▶ Supplied records
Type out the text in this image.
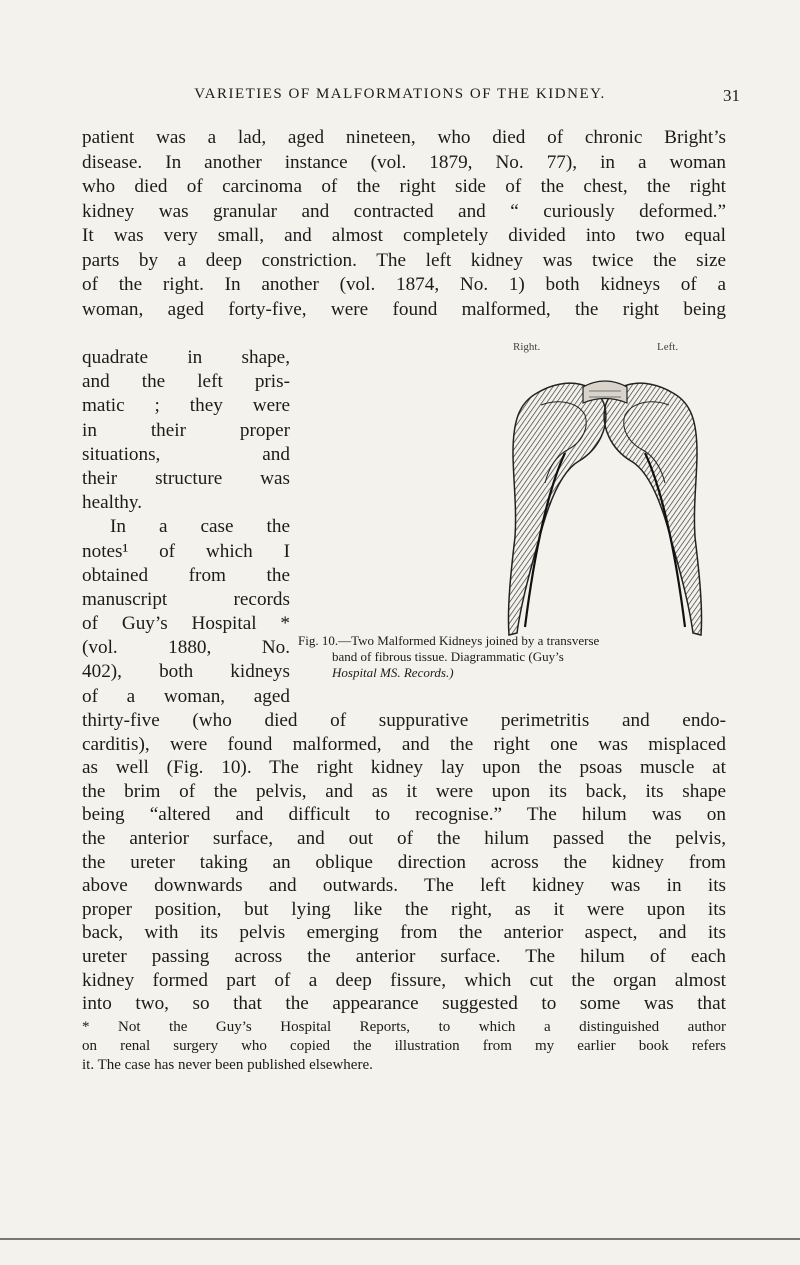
VARIETIES OF MALFORMATIONS OF THE KIDNEY.	31
patient was a lad, aged nineteen, who died of chronic Bright’s
disease. In another instance (vol. 1879, No. 77), in a woman
who died of carcinoma of the right side of the chest, the right
kidney was granular and contracted and “ curiously deformed.”
It was very small, and almost completely divided into two equal
parts by a deep constriction. The left kidney was twice the size
of the right. In another (vol. 1874, No. 1) both kidneys of a
woman, aged forty-five, were found malformed, the right being
quadrate in shape,
and the left pris-
matic ; they were
in their proper
situations, and
their structure was
healthy.
In a case the
notes¹ of which I
obtained from the
manuscript records
of Guy’s Hospital *
(vol. 1880, No.
402), both kidneys
of a woman, aged
Right.	Left.
Fig. 10.—Two Malformed Kidneys joined by a transverse
band of fibrous tissue. Diagrammatic (Guy’s
Hospital MS. Records.)
thirty-five (who died of suppurative perimetritis and endo-
carditis), were found malformed, and the right one was misplaced
as well (Fig. 10). The right kidney lay upon the psoas muscle at
the brim of the pelvis, and as it were upon its back, its shape
being “altered and difficult to recognise.” The hilum was on
the anterior surface, and out of the hilum passed the pelvis,
the ureter taking an oblique direction across the kidney from
above downwards and outwards. The left kidney was in its
proper position, but lying like the right, as it were upon its
back, with its pelvis emerging from the anterior aspect, and its
ureter passing across the anterior surface. The hilum of each
kidney formed part of a deep fissure, which cut the organ almost
into two, so that the appearance suggested to some was that
* Not the Guy’s Hospital Reports, to which a distinguished author
on renal surgery who copied the illustration from my earlier book refers
it. The case has never been published elsewhere.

▶ Aim of the exercise
Leave the pictures out and print the records above exactly as they stand.

▶ Reply to the task
Type out the text in this image.
VARIETIES OF MALFORMATIONS OF THE KIDNEY.	31
patient was a lad, aged nineteen, who died of chronic Bright’s
disease. In another instance (vol. 1879, No. 77), in a woman
who died of carcinoma of the right side of the chest, the right
kidney was granular and contracted and “ curiously deformed.”
It was very small, and almost completely divided into two equal
parts by a deep constriction. The left kidney was twice the size
of the right. In another (vol. 1874, No. 1) both kidneys of a
woman, aged forty-five, were found malformed, the right being
quadrate in shape,
and the left pris-
matic ; they were
in their proper
situations, and
their structure was
healthy.
In a case the
notes¹ of which I
obtained from the
manuscript records
of Guy’s Hospital *
(vol. 1880, No.
402), both kidneys
of a woman, aged
Right.	Left.
Fig. 10.—Two Malformed Kidneys joined by a transverse
band of fibrous tissue. Diagrammatic (Guy’s
Hospital MS. Records.)
thirty-five (who died of suppurative perimetritis and endo-
carditis), were found malformed, and the right one was misplaced
as well (Fig. 10). The right kidney lay upon the psoas muscle at
the brim of the pelvis, and as it were upon its back, its shape
being “altered and difficult to recognise.” The hilum was on
the anterior surface, and out of the hilum passed the pelvis,
the ureter taking an oblique direction across the kidney from
above downwards and outwards. The left kidney was in its
proper position, but lying like the right, as it were upon its
back, with its pelvis emerging from the anterior aspect, and its
ureter passing across the anterior surface. The hilum of each
kidney formed part of a deep fissure, which cut the organ almost
into two, so that the appearance suggested to some was that
* Not the Guy’s Hospital Reports, to which a distinguished author
on renal surgery who copied the illustration from my earlier book refers
it. The case has never been published elsewhere.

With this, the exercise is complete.